**EXERCISE AIM**
Write out the material exactly, with the pictures left out.

Structured figure records:
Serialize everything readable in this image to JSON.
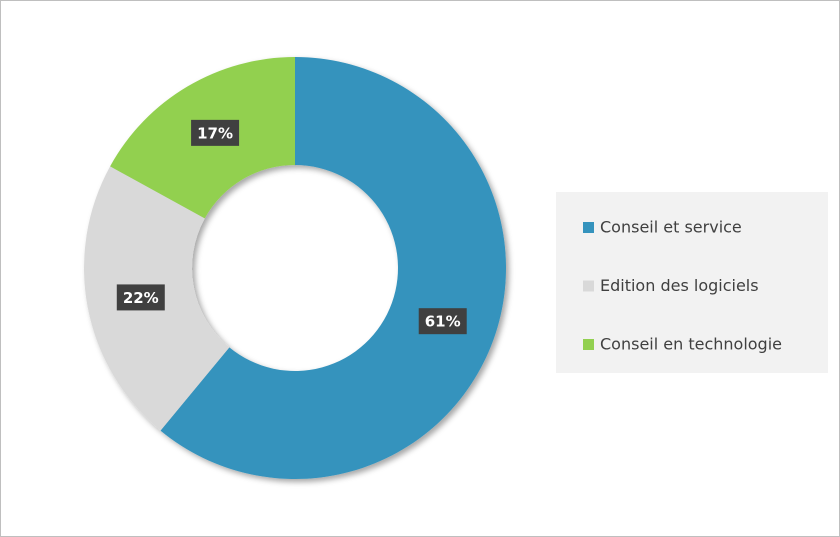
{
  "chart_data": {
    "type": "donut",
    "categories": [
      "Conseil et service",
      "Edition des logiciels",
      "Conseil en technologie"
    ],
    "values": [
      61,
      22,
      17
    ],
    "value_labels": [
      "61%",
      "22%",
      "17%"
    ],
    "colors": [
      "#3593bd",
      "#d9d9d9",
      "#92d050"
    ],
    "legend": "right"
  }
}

**ANSWER IN FULL**
Serialize everything readable in this image to JSON.
{
  "chart_data": {
    "type": "donut",
    "categories": [
      "Conseil et service",
      "Edition des logiciels",
      "Conseil en technologie"
    ],
    "values": [
      61,
      22,
      17
    ],
    "value_labels": [
      "61%",
      "22%",
      "17%"
    ],
    "colors": [
      "#3593bd",
      "#d9d9d9",
      "#92d050"
    ],
    "legend": "right"
  }
}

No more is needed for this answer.